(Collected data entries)
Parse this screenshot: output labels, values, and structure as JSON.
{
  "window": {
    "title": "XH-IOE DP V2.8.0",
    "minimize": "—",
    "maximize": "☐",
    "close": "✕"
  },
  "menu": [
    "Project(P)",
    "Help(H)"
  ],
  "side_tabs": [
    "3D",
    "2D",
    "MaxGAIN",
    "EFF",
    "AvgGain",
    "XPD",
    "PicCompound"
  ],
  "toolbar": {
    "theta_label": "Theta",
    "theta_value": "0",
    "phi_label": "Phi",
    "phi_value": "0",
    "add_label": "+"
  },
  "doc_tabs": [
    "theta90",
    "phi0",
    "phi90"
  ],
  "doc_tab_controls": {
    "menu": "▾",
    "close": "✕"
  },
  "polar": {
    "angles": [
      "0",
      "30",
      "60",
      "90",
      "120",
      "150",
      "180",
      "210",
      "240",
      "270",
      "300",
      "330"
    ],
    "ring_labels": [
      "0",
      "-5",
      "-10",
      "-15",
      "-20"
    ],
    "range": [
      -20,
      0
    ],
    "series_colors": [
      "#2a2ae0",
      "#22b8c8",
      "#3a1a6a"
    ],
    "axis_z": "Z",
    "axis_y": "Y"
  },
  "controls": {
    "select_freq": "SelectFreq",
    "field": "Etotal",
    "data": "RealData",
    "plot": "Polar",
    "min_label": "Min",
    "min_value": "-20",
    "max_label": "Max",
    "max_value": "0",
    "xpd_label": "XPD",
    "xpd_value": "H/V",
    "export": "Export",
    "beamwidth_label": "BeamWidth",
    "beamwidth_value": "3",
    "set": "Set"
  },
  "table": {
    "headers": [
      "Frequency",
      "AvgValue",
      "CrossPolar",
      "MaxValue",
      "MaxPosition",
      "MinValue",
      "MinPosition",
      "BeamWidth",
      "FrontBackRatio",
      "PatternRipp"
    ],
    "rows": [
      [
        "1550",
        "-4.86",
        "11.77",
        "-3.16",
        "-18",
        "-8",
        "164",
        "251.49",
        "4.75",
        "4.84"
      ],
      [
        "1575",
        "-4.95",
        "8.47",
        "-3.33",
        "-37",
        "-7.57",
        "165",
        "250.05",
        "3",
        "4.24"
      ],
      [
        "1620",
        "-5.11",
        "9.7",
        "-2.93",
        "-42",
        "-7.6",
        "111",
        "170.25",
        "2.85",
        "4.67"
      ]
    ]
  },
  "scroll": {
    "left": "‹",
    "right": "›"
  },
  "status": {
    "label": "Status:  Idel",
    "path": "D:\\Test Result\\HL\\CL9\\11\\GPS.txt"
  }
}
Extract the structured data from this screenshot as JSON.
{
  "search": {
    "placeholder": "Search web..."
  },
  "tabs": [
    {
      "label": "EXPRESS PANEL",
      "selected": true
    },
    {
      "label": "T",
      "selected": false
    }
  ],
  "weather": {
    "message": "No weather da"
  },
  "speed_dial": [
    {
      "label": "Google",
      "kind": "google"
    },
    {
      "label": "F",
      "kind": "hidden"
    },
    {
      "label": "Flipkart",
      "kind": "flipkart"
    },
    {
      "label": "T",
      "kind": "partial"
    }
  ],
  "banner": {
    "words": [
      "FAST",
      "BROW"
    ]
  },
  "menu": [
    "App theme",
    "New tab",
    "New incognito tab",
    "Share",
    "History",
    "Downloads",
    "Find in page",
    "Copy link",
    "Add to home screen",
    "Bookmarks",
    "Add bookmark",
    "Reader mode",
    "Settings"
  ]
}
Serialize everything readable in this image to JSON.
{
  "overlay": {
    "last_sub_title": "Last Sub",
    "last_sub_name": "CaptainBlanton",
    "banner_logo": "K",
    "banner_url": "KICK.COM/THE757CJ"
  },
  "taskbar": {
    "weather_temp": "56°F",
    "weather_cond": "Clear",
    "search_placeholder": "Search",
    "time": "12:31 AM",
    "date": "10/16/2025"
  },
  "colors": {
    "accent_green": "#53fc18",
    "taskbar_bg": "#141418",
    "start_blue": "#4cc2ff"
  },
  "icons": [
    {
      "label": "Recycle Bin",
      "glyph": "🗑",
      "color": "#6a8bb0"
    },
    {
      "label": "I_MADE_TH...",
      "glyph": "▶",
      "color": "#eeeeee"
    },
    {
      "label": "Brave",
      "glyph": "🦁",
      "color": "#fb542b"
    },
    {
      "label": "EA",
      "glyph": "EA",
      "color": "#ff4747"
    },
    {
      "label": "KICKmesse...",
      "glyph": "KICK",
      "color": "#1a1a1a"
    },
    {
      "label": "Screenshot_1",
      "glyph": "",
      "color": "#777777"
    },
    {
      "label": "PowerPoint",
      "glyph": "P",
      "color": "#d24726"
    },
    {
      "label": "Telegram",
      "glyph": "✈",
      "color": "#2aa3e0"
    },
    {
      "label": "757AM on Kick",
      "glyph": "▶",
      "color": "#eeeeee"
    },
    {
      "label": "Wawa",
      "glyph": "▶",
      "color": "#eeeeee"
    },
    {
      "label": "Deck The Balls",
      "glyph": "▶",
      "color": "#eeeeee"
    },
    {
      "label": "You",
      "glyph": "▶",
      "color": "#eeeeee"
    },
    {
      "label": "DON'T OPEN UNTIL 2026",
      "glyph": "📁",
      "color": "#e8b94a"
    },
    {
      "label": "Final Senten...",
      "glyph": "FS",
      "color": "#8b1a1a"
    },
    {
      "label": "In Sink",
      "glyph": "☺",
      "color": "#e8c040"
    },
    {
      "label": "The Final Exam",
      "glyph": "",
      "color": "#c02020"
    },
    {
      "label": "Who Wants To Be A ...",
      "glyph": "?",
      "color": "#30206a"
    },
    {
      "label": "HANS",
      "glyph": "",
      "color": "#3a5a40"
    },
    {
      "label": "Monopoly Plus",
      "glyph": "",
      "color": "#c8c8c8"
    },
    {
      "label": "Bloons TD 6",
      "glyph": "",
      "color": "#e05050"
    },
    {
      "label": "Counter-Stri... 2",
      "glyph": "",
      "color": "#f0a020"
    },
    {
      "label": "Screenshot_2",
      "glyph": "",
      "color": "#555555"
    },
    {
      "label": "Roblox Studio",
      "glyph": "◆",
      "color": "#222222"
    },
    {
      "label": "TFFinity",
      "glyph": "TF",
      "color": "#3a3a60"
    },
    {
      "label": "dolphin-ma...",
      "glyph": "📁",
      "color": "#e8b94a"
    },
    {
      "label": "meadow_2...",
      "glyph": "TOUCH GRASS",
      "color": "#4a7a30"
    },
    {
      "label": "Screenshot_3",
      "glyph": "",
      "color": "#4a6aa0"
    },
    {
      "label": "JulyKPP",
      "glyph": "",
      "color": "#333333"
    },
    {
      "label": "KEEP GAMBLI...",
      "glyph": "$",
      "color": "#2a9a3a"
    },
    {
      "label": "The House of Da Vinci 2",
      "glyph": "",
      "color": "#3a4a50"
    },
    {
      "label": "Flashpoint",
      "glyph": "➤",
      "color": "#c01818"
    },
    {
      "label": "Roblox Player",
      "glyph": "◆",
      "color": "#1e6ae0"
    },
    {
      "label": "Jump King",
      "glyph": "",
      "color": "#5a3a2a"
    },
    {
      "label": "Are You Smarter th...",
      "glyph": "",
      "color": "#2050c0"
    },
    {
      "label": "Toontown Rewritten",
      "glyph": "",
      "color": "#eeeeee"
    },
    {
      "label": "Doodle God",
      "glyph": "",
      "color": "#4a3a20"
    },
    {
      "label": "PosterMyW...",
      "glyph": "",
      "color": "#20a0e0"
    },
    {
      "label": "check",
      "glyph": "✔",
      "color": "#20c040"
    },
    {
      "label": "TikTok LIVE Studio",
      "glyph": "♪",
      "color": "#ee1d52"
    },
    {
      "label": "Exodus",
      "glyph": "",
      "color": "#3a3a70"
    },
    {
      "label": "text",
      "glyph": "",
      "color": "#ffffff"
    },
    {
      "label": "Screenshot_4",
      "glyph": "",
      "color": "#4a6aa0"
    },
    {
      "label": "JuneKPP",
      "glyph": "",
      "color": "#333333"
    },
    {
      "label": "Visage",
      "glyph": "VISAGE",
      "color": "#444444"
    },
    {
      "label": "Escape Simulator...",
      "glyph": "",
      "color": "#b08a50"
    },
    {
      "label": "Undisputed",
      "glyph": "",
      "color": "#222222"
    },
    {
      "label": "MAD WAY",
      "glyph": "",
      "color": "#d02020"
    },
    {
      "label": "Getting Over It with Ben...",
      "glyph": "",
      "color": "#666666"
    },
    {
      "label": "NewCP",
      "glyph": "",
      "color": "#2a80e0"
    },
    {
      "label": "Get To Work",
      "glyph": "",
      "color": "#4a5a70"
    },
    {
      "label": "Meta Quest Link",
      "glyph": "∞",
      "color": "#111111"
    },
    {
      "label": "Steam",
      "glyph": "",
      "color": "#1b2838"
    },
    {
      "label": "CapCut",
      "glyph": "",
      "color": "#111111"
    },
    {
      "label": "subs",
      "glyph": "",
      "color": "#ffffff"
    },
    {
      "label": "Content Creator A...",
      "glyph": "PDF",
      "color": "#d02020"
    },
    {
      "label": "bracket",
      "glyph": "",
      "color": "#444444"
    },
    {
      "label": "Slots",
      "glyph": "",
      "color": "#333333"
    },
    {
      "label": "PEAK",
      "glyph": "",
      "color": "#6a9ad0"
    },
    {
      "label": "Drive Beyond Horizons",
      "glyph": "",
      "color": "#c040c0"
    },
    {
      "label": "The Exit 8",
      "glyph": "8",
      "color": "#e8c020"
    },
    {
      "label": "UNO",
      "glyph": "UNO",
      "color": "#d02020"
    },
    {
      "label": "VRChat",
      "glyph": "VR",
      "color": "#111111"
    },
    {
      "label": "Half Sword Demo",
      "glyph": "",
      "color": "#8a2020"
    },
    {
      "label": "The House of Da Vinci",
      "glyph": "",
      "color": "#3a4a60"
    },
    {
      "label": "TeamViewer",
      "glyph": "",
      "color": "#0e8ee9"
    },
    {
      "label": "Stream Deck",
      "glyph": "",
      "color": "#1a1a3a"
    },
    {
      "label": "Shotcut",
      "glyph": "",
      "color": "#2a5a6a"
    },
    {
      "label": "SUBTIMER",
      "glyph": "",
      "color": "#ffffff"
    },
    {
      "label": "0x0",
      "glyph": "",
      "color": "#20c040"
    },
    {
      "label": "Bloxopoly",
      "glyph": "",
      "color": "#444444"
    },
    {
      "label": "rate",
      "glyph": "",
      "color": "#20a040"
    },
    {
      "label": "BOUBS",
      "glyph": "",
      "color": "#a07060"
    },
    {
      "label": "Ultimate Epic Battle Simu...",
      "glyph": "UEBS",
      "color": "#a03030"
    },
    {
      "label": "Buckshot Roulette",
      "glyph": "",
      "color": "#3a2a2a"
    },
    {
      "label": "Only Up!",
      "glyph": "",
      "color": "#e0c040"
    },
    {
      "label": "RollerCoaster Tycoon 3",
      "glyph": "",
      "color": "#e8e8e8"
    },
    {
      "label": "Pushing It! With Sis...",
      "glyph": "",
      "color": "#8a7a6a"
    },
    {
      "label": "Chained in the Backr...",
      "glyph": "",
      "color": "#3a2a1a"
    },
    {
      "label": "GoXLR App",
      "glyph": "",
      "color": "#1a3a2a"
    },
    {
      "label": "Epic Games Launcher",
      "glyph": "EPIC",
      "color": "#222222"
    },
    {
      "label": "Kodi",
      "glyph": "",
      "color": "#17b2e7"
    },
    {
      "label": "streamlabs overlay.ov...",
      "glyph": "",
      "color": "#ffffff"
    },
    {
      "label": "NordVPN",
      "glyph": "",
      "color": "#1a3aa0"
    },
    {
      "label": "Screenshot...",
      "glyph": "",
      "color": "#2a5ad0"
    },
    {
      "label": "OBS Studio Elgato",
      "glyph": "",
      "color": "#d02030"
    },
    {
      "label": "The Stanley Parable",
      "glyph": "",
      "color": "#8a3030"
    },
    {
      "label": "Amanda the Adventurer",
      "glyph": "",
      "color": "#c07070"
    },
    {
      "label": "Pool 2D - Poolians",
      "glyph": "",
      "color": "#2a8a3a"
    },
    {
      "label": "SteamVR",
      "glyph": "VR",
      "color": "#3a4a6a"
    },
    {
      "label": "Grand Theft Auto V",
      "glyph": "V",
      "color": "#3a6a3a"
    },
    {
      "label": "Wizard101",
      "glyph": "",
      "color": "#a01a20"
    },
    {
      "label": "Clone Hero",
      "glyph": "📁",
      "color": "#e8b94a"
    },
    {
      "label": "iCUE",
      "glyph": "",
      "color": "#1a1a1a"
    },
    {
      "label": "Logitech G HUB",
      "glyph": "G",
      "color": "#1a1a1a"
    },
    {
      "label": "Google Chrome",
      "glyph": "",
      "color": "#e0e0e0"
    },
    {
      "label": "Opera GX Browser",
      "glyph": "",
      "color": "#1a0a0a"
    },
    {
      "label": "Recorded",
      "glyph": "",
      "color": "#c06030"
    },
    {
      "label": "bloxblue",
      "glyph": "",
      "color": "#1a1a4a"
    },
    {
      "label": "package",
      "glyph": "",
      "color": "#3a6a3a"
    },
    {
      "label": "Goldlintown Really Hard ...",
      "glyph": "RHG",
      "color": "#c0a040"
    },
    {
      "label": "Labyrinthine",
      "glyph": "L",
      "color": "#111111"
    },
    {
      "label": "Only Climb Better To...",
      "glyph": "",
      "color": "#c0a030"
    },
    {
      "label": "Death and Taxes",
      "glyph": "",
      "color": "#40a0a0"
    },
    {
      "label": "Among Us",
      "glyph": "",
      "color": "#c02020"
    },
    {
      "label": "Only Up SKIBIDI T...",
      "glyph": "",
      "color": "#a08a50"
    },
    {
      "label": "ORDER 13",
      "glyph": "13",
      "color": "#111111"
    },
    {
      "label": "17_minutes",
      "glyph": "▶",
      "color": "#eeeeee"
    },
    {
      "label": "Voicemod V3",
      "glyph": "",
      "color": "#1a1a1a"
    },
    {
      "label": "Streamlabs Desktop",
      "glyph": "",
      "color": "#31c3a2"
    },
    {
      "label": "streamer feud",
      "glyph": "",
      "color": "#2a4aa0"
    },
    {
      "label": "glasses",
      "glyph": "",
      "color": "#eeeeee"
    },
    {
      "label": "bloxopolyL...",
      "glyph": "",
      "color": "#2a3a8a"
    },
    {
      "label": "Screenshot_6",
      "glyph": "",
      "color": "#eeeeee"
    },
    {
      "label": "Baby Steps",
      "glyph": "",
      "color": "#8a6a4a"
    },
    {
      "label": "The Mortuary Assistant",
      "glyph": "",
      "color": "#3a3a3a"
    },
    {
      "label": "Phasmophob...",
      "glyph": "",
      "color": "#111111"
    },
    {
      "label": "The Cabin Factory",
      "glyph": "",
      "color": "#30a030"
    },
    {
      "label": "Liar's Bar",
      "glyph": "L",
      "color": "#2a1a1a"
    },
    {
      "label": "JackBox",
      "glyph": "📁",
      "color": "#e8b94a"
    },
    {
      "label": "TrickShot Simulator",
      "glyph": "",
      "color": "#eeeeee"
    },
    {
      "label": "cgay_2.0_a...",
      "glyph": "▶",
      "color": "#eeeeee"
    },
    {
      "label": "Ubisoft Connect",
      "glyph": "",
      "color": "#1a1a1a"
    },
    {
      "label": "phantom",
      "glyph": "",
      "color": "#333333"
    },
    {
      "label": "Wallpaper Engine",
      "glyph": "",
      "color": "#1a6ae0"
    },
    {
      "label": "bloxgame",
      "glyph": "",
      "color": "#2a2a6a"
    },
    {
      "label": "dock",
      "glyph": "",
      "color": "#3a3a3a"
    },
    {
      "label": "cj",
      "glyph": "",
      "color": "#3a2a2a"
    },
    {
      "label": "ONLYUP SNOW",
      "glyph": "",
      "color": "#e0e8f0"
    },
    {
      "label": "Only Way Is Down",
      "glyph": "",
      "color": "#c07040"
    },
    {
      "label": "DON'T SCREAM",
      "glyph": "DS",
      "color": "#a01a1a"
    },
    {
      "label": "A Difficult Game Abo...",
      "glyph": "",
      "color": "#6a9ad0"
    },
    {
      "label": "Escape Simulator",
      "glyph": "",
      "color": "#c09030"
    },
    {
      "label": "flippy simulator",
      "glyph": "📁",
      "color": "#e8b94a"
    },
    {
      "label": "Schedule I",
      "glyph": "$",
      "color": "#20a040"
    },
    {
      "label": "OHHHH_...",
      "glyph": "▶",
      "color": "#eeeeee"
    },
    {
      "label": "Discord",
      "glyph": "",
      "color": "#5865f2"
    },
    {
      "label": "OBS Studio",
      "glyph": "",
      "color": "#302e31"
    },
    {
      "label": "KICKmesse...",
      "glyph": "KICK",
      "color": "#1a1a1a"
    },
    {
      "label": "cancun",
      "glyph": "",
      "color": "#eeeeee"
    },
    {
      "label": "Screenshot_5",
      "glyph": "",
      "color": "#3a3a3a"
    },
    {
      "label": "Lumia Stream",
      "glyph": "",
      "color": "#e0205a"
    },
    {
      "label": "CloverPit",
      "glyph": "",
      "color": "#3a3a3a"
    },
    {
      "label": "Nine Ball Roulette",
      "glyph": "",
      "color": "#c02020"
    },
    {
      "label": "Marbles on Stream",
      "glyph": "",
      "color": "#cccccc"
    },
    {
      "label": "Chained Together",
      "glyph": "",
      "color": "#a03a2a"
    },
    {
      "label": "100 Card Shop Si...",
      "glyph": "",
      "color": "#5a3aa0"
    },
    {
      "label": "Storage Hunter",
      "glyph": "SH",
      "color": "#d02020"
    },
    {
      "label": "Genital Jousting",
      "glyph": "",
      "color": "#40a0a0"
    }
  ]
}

**Problem to solve:** List every line above that holds the word "overlay".

**Response to the exercise:**
  "overlay": {
      "label": "streamlabs overlay.ov...",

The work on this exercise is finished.